## BEGIN Given data

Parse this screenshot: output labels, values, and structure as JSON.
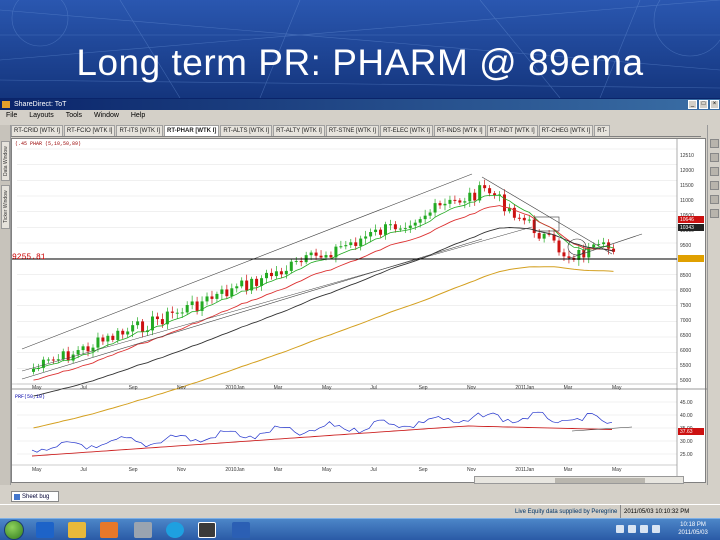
{
  "slide": {
    "title": "Long term PR: PHARM @ 89ema"
  },
  "window": {
    "title": "ShareDirect: ToT",
    "controls": [
      "_",
      "□",
      "×"
    ]
  },
  "menu": [
    "File",
    "Layouts",
    "Tools",
    "Window",
    "Help"
  ],
  "tabs": [
    {
      "label": "RT-CRID [WTK I]",
      "active": false
    },
    {
      "label": "RT-FCIO [WTK I]",
      "active": false
    },
    {
      "label": "RT-ITS [WTK I]",
      "active": false
    },
    {
      "label": "RT-PHAR [WTK I]",
      "active": true
    },
    {
      "label": "RT-ALTS [WTK I]",
      "active": false
    },
    {
      "label": "RT-ALTY [WTK I]",
      "active": false
    },
    {
      "label": "RT-STNE [WTK I]",
      "active": false
    },
    {
      "label": "RT-ELEC [WTK I]",
      "active": false
    },
    {
      "label": "RT-INDS [WTK I]",
      "active": false
    },
    {
      "label": "RT-INDT [WTK I]",
      "active": false
    },
    {
      "label": "RT-CHEG [WTK I]",
      "active": false
    },
    {
      "label": "RT-",
      "active": false
    }
  ],
  "left_dock_tabs": [
    "Data Window",
    "Ticker Window"
  ],
  "chart": {
    "header_info": "(.45 PHAR (5,10,50,89)",
    "indicator_info": "PRF(50,10)",
    "price_level_label": "9255.81",
    "x_labels": [
      "May",
      "Jul",
      "Sep",
      "Nov",
      "2010Jan",
      "Mar",
      "May",
      "Jul",
      "Sep",
      "Nov",
      "2011Jan",
      "Mar",
      "May"
    ],
    "price_axis_labels": [
      "12510",
      "12000",
      "11500",
      "11000",
      "10500",
      "10000",
      "9500",
      "9000",
      "8500",
      "8000",
      "7500",
      "7000",
      "6500",
      "6000",
      "5500",
      "5000"
    ],
    "price_axis_tags": [
      "10646",
      "10343"
    ],
    "indicator_axis_labels": [
      "45.00",
      "40.00",
      "35.00",
      "30.00",
      "25.00"
    ],
    "indicator_axis_tag": "37.63",
    "colors": {
      "up_candle": "#22aa22",
      "down_candle": "#cc1111",
      "ema_long": "#d4a020",
      "ema_mid": "#dd3333",
      "ema_short": "#333333",
      "channel": "#444444",
      "indicator": "#2233cc",
      "indicator_signal": "#cc2222",
      "level_line": "#000000"
    }
  },
  "sheet_tab": "Sheet bug",
  "status": {
    "text": "Live Equity data supplied by Peregrine",
    "datetime": "2011/05/03 10:10:32 PM"
  },
  "taskbar": {
    "time": "10:18 PM",
    "date": "2011/05/03",
    "apps": [
      "windows-start",
      "internet-explorer",
      "file-explorer",
      "media-player",
      "tools-app",
      "skype",
      "sharedirect-app",
      "word"
    ]
  }
}
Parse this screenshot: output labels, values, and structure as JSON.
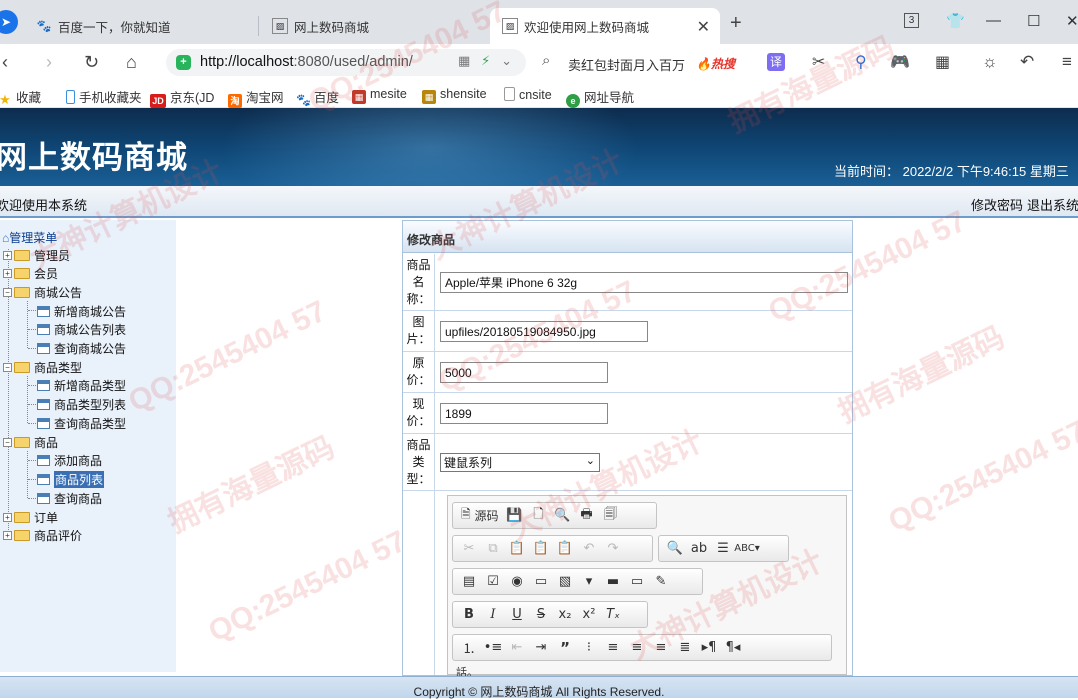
{
  "browser": {
    "tabs": [
      {
        "title": "百度一下，你就知道",
        "icon": "baidu-paw-icon"
      },
      {
        "title": "网上数码商城",
        "icon": "image-icon"
      },
      {
        "title": "欢迎使用网上数码商城",
        "icon": "image-icon"
      }
    ],
    "tab_count_badge": "3",
    "url_host": "http://localhost",
    "url_rest": ":8080/used/admin/",
    "search_text": "卖红包封面月入百万",
    "search_hot": "热搜",
    "bookmarks": [
      {
        "label": "收藏",
        "icon": "star-icon"
      },
      {
        "label": "手机收藏夹",
        "icon": "phone-icon"
      },
      {
        "label": "京东(JD",
        "icon": "jd-icon"
      },
      {
        "label": "淘宝网",
        "icon": "taobao-icon"
      },
      {
        "label": "百度",
        "icon": "baidu-paw-icon"
      },
      {
        "label": "mesite",
        "icon": "grid-icon"
      },
      {
        "label": "shensite",
        "icon": "grid-icon"
      },
      {
        "label": "cnsite",
        "icon": "document-icon"
      },
      {
        "label": "网址导航",
        "icon": "navigation-icon"
      }
    ]
  },
  "header": {
    "title": "网上数码商城",
    "time": "当前时间： 2022/2/2 下午9:46:15 星期三",
    "welcome": "欢迎使用本系统",
    "links": [
      "修改密码",
      "退出系统"
    ]
  },
  "sidebar": {
    "root": "管理菜单",
    "items": [
      {
        "label": "管理员",
        "type": "folder",
        "level": 0,
        "expanded": false
      },
      {
        "label": "会员",
        "type": "folder",
        "level": 0,
        "expanded": false
      },
      {
        "label": "商城公告",
        "type": "folder",
        "level": 0,
        "expanded": true
      },
      {
        "label": "新增商城公告",
        "type": "page",
        "level": 1
      },
      {
        "label": "商城公告列表",
        "type": "page",
        "level": 1
      },
      {
        "label": "查询商城公告",
        "type": "page",
        "level": 1
      },
      {
        "label": "商品类型",
        "type": "folder",
        "level": 0,
        "expanded": true
      },
      {
        "label": "新增商品类型",
        "type": "page",
        "level": 1
      },
      {
        "label": "商品类型列表",
        "type": "page",
        "level": 1
      },
      {
        "label": "查询商品类型",
        "type": "page",
        "level": 1
      },
      {
        "label": "商品",
        "type": "folder",
        "level": 0,
        "expanded": true
      },
      {
        "label": "添加商品",
        "type": "page",
        "level": 1
      },
      {
        "label": "商品列表",
        "type": "page",
        "level": 1,
        "selected": true
      },
      {
        "label": "查询商品",
        "type": "page",
        "level": 1
      },
      {
        "label": "订单",
        "type": "folder",
        "level": 0,
        "expanded": false
      },
      {
        "label": "商品评价",
        "type": "folder",
        "level": 0,
        "expanded": false
      }
    ]
  },
  "form": {
    "title": "修改商品",
    "fields": {
      "name": {
        "label": "商品名称：",
        "value": "Apple/苹果 iPhone 6 32g"
      },
      "image": {
        "label": "图片：",
        "value": "upfiles/20180519084950.jpg"
      },
      "orig_price": {
        "label": "原价：",
        "value": "5000"
      },
      "price": {
        "label": "现价：",
        "value": "1899"
      },
      "category": {
        "label": "商品类型：",
        "value": "键鼠系列"
      }
    },
    "editor": {
      "source_label": "源码",
      "partial_text": "話。"
    }
  },
  "footer": {
    "copyright": "Copyright © 网上数码商城 All Rights Reserved."
  },
  "watermarks": [
    "QQ:2545404 57",
    "大神计算机设计",
    "拥有海量源码"
  ]
}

## END Given data

*Set task*
Output all of the records exactly as they appear above, but not the pictures.

*Worked solution*
Parse this screenshot: output labels, values, and structure as JSON.
{
  "slide": {
    "title": "Long term PR: PHARM @ 89ema"
  },
  "window": {
    "title": "ShareDirect: ToT",
    "controls": [
      "_",
      "□",
      "×"
    ]
  },
  "menu": [
    "File",
    "Layouts",
    "Tools",
    "Window",
    "Help"
  ],
  "tabs": [
    {
      "label": "RT-CRID [WTK I]",
      "active": false
    },
    {
      "label": "RT-FCIO [WTK I]",
      "active": false
    },
    {
      "label": "RT-ITS [WTK I]",
      "active": false
    },
    {
      "label": "RT-PHAR [WTK I]",
      "active": true
    },
    {
      "label": "RT-ALTS [WTK I]",
      "active": false
    },
    {
      "label": "RT-ALTY [WTK I]",
      "active": false
    },
    {
      "label": "RT-STNE [WTK I]",
      "active": false
    },
    {
      "label": "RT-ELEC [WTK I]",
      "active": false
    },
    {
      "label": "RT-INDS [WTK I]",
      "active": false
    },
    {
      "label": "RT-INDT [WTK I]",
      "active": false
    },
    {
      "label": "RT-CHEG [WTK I]",
      "active": false
    },
    {
      "label": "RT-",
      "active": false
    }
  ],
  "left_dock_tabs": [
    "Data Window",
    "Ticker Window"
  ],
  "chart": {
    "header_info": "(.45 PHAR (5,10,50,89)",
    "indicator_info": "PRF(50,10)",
    "price_level_label": "9255.81",
    "x_labels": [
      "May",
      "Jul",
      "Sep",
      "Nov",
      "2010Jan",
      "Mar",
      "May",
      "Jul",
      "Sep",
      "Nov",
      "2011Jan",
      "Mar",
      "May"
    ],
    "price_axis_labels": [
      "12510",
      "12000",
      "11500",
      "11000",
      "10500",
      "10000",
      "9500",
      "9000",
      "8500",
      "8000",
      "7500",
      "7000",
      "6500",
      "6000",
      "5500",
      "5000"
    ],
    "price_axis_tags": [
      "10646",
      "10343"
    ],
    "indicator_axis_labels": [
      "45.00",
      "40.00",
      "35.00",
      "30.00",
      "25.00"
    ],
    "indicator_axis_tag": "37.63",
    "colors": {
      "up_candle": "#22aa22",
      "down_candle": "#cc1111",
      "ema_long": "#d4a020",
      "ema_mid": "#dd3333",
      "ema_short": "#333333",
      "channel": "#444444",
      "indicator": "#2233cc",
      "indicator_signal": "#cc2222",
      "level_line": "#000000"
    }
  },
  "sheet_tab": "Sheet bug",
  "status": {
    "text": "Live Equity data supplied by Peregrine",
    "datetime": "2011/05/03 10:10:32 PM"
  },
  "taskbar": {
    "time": "10:18 PM",
    "date": "2011/05/03",
    "apps": [
      "windows-start",
      "internet-explorer",
      "file-explorer",
      "media-player",
      "tools-app",
      "skype",
      "sharedirect-app",
      "word"
    ]
  }
}
Parse this screenshot: output labels, values, and structure as JSON.
{
  "browser": {
    "tabs": [
      {
        "title": "百度一下，你就知道",
        "icon": "baidu-paw-icon"
      },
      {
        "title": "网上数码商城",
        "icon": "image-icon"
      },
      {
        "title": "欢迎使用网上数码商城",
        "icon": "image-icon"
      }
    ],
    "tab_count_badge": "3",
    "url_host": "http://localhost",
    "url_rest": ":8080/used/admin/",
    "search_text": "卖红包封面月入百万",
    "search_hot": "热搜",
    "bookmarks": [
      {
        "label": "收藏",
        "icon": "star-icon"
      },
      {
        "label": "手机收藏夹",
        "icon": "phone-icon"
      },
      {
        "label": "京东(JD",
        "icon": "jd-icon"
      },
      {
        "label": "淘宝网",
        "icon": "taobao-icon"
      },
      {
        "label": "百度",
        "icon": "baidu-paw-icon"
      },
      {
        "label": "mesite",
        "icon": "grid-icon"
      },
      {
        "label": "shensite",
        "icon": "grid-icon"
      },
      {
        "label": "cnsite",
        "icon": "document-icon"
      },
      {
        "label": "网址导航",
        "icon": "navigation-icon"
      }
    ]
  },
  "header": {
    "title": "网上数码商城",
    "time": "当前时间： 2022/2/2 下午9:46:15 星期三",
    "welcome": "欢迎使用本系统",
    "links": [
      "修改密码",
      "退出系统"
    ]
  },
  "sidebar": {
    "root": "管理菜单",
    "items": [
      {
        "label": "管理员",
        "type": "folder",
        "level": 0,
        "expanded": false
      },
      {
        "label": "会员",
        "type": "folder",
        "level": 0,
        "expanded": false
      },
      {
        "label": "商城公告",
        "type": "folder",
        "level": 0,
        "expanded": true
      },
      {
        "label": "新增商城公告",
        "type": "page",
        "level": 1
      },
      {
        "label": "商城公告列表",
        "type": "page",
        "level": 1
      },
      {
        "label": "查询商城公告",
        "type": "page",
        "level": 1
      },
      {
        "label": "商品类型",
        "type": "folder",
        "level": 0,
        "expanded": true
      },
      {
        "label": "新增商品类型",
        "type": "page",
        "level": 1
      },
      {
        "label": "商品类型列表",
        "type": "page",
        "level": 1
      },
      {
        "label": "查询商品类型",
        "type": "page",
        "level": 1
      },
      {
        "label": "商品",
        "type": "folder",
        "level": 0,
        "expanded": true
      },
      {
        "label": "添加商品",
        "type": "page",
        "level": 1
      },
      {
        "label": "商品列表",
        "type": "page",
        "level": 1,
        "selected": true
      },
      {
        "label": "查询商品",
        "type": "page",
        "level": 1
      },
      {
        "label": "订单",
        "type": "folder",
        "level": 0,
        "expanded": false
      },
      {
        "label": "商品评价",
        "type": "folder",
        "level": 0,
        "expanded": false
      }
    ]
  },
  "form": {
    "title": "修改商品",
    "fields": {
      "name": {
        "label": "商品名称：",
        "value": "Apple/苹果 iPhone 6 32g"
      },
      "image": {
        "label": "图片：",
        "value": "upfiles/20180519084950.jpg"
      },
      "orig_price": {
        "label": "原价：",
        "value": "5000"
      },
      "price": {
        "label": "现价：",
        "value": "1899"
      },
      "category": {
        "label": "商品类型：",
        "value": "键鼠系列"
      }
    },
    "editor": {
      "source_label": "源码",
      "partial_text": "話。"
    }
  },
  "footer": {
    "copyright": "Copyright © 网上数码商城 All Rights Reserved."
  },
  "watermarks": [
    "QQ:2545404 57",
    "大神计算机设计",
    "拥有海量源码"
  ]
}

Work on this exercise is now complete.